** start of Record set **

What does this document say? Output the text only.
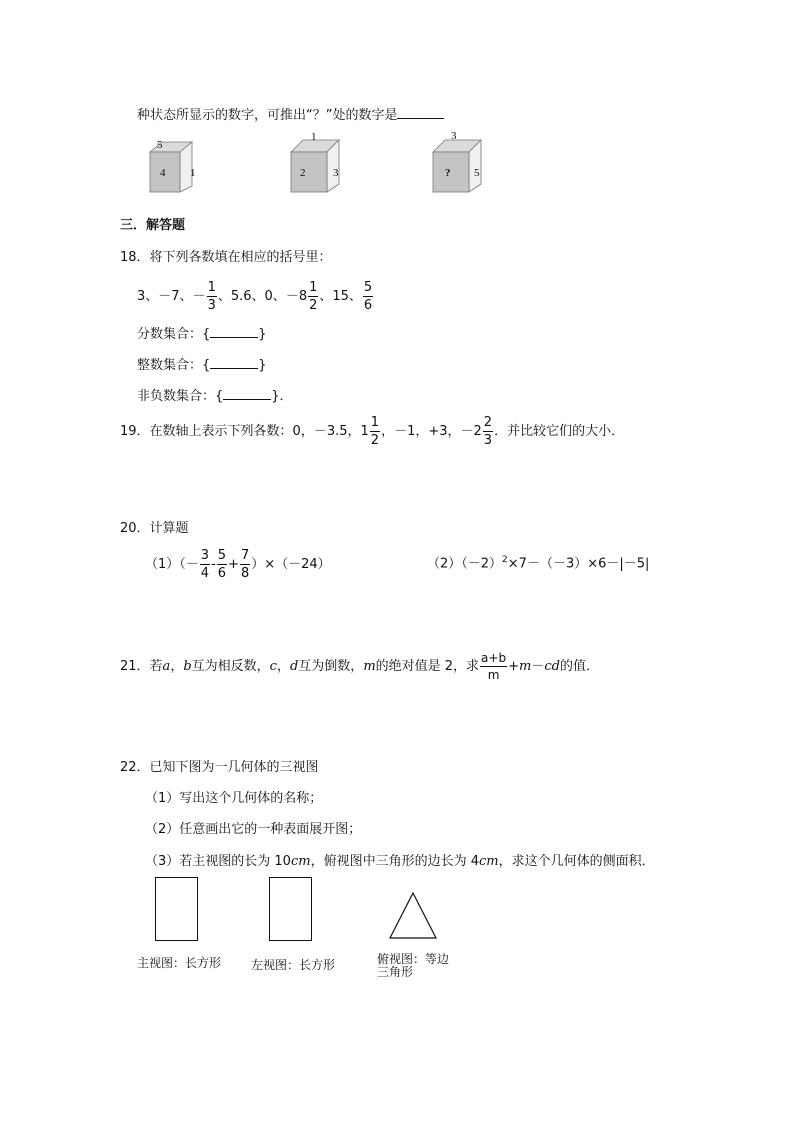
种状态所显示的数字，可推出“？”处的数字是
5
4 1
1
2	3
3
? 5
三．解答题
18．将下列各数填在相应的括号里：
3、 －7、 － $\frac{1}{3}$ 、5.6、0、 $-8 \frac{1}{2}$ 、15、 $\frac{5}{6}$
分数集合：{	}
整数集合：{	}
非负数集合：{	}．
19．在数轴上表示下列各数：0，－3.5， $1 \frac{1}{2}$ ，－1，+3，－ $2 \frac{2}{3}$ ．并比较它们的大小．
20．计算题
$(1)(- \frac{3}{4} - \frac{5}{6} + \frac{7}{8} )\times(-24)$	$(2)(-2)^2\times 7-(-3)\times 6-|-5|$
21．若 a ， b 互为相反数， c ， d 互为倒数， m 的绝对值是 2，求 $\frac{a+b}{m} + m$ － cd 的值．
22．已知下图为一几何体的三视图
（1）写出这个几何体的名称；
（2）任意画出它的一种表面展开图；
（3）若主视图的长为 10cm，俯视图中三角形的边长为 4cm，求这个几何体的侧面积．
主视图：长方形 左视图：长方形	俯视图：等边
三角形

** end of Record set **
** start of Record set **

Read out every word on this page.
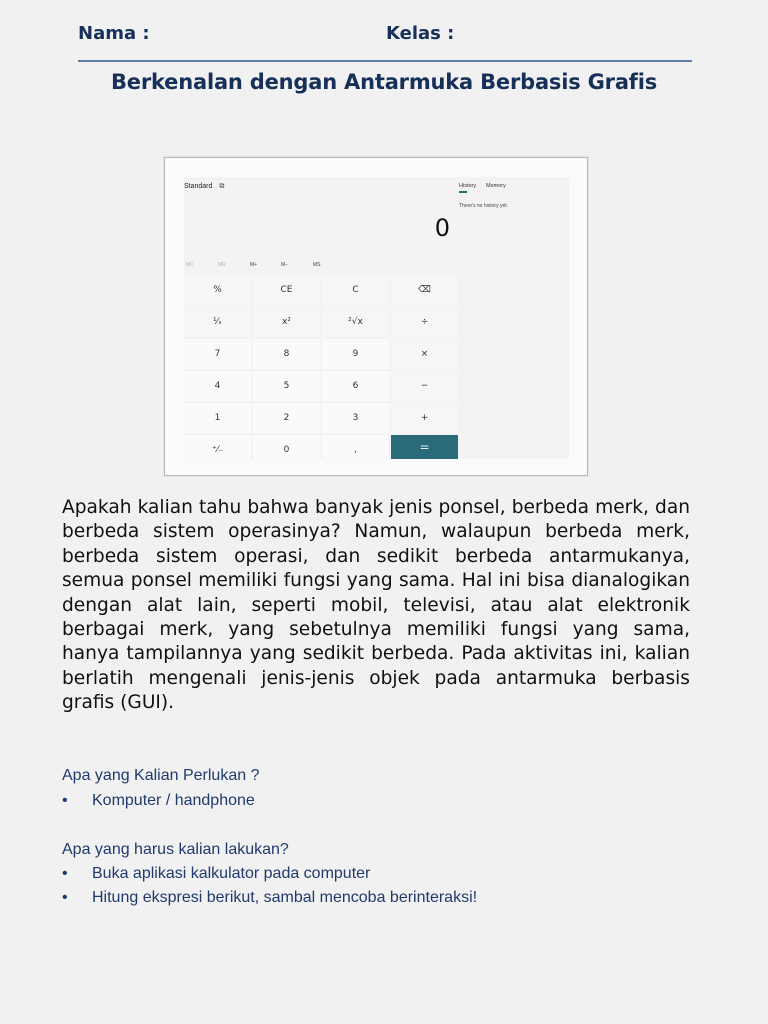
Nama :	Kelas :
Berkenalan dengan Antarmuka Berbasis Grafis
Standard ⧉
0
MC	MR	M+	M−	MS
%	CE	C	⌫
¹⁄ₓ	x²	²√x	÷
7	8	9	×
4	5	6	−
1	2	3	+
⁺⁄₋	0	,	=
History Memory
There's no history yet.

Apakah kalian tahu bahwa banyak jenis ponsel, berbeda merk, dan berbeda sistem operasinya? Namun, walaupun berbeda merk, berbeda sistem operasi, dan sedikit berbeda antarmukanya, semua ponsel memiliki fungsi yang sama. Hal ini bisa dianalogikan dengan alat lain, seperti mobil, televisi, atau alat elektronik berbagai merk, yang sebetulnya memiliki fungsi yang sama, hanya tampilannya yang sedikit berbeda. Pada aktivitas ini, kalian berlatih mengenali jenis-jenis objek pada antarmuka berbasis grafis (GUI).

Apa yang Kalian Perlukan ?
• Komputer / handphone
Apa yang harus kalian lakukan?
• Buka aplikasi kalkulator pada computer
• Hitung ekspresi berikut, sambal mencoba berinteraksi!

** end of Record set **

### [Brief]
Copy each line containing the word "pada" from the data.

### [Correct result]
Apakah kalian tahu bahwa banyak jenis ponsel, berbeda merk, dan berbeda sistem operasinya? Namun, walaupun berbeda merk, berbeda sistem operasi, dan sedikit berbeda antarmukanya, semua ponsel memiliki fungsi yang sama. Hal ini bisa dianalogikan dengan alat lain, seperti mobil, televisi, atau alat elektronik berbagai merk, yang sebetulnya memiliki fungsi yang sama, hanya tampilannya yang sedikit berbeda. Pada aktivitas ini, kalian berlatih mengenali jenis-jenis objek pada antarmuka berbasis grafis (GUI).
• Buka aplikasi kalkulator pada computer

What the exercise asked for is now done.